# [The request]
Write the material out again in full, word for word. Do not include the pictures.

+++

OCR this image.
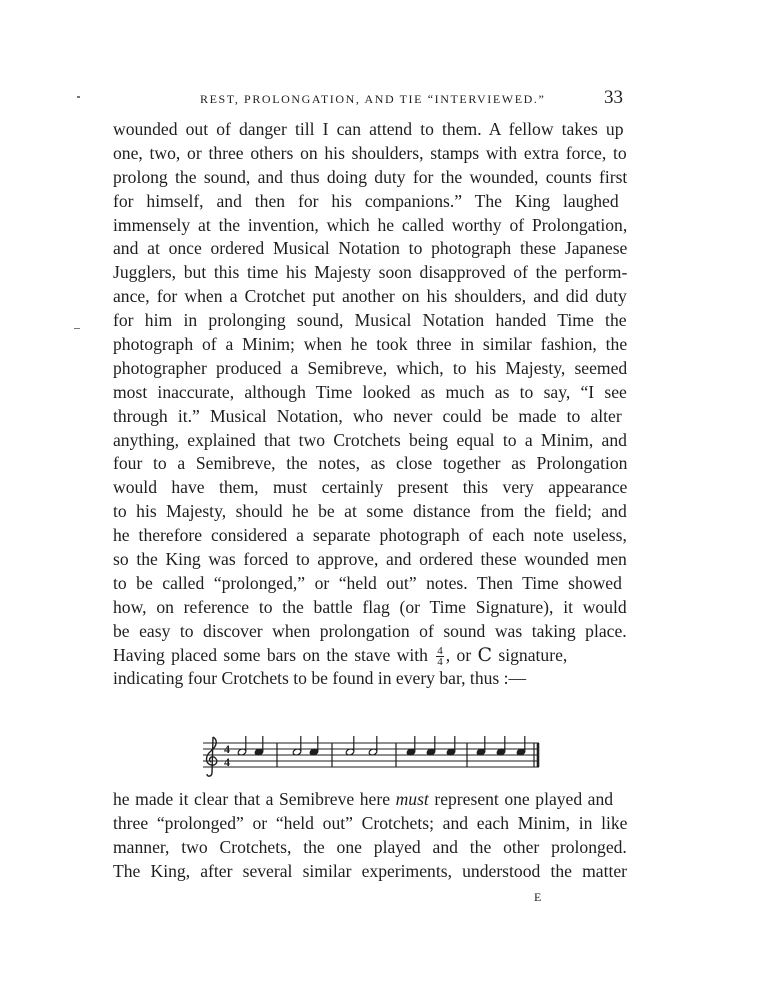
REST, PROLONGATION, AND TIE “INTERVIEWED.”	33
wounded out of danger till I can attend to them. A fellow takes up
one, two, or three others on his shoulders, stamps with extra force, to
prolong the sound, and thus doing duty for the wounded, counts first
for himself, and then for his companions.” The King laughed
immensely at the invention, which he called worthy of Prolongation,
and at once ordered Musical Notation to photograph these Japanese
Jugglers, but this time his Majesty soon disapproved of the perform-
ance, for when a Crotchet put another on his shoulders, and did duty
for him in prolonging sound, Musical Notation handed Time the
photograph of a Minim; when he took three in similar fashion, the
photographer produced a Semibreve, which, to his Majesty, seemed
most inaccurate, although Time looked as much as to say, “I see
through it.” Musical Notation, who never could be made to alter
anything, explained that two Crotchets being equal to a Minim, and
four to a Semibreve, the notes, as close together as Prolongation
would have them, must certainly present this very appearance
to his Majesty, should he be at some distance from the field; and
he therefore considered a separate photograph of each note useless,
so the King was forced to approve, and ordered these wounded men
to be called “prolonged,” or “held out” notes. Then Time showed
how, on reference to the battle flag (or Time Signature), it would
be easy to discover when prolongation of sound was taking place.
Having placed some bars on the stave with $\frac{4}{4}$ , or C signature,
indicating four Crotchets to be found in every bar, thus :—
4
4
he made it clear that a Semibreve here must represent one played and
three “prolonged” or “held out” Crotchets; and each Minim, in like
manner, two Crotchets, the one played and the other prolonged.
The King, after several similar experiments, understood the matter
E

+++

# [Solution]
OCR this image.
REST, PROLONGATION, AND TIE “INTERVIEWED.”	33
wounded out of danger till I can attend to them. A fellow takes up
one, two, or three others on his shoulders, stamps with extra force, to
prolong the sound, and thus doing duty for the wounded, counts first
for himself, and then for his companions.” The King laughed
immensely at the invention, which he called worthy of Prolongation,
and at once ordered Musical Notation to photograph these Japanese
Jugglers, but this time his Majesty soon disapproved of the perform-
ance, for when a Crotchet put another on his shoulders, and did duty
for him in prolonging sound, Musical Notation handed Time the
photograph of a Minim; when he took three in similar fashion, the
photographer produced a Semibreve, which, to his Majesty, seemed
most inaccurate, although Time looked as much as to say, “I see
through it.” Musical Notation, who never could be made to alter
anything, explained that two Crotchets being equal to a Minim, and
four to a Semibreve, the notes, as close together as Prolongation
would have them, must certainly present this very appearance
to his Majesty, should he be at some distance from the field; and
he therefore considered a separate photograph of each note useless,
so the King was forced to approve, and ordered these wounded men
to be called “prolonged,” or “held out” notes. Then Time showed
how, on reference to the battle flag (or Time Signature), it would
be easy to discover when prolongation of sound was taking place.
Having placed some bars on the stave with $\frac{4}{4}$ , or C signature,
indicating four Crotchets to be found in every bar, thus :—
4
4
he made it clear that a Semibreve here must represent one played and
three “prolonged” or “held out” Crotchets; and each Minim, in like
manner, two Crotchets, the one played and the other prolonged.
The King, after several similar experiments, understood the matter
E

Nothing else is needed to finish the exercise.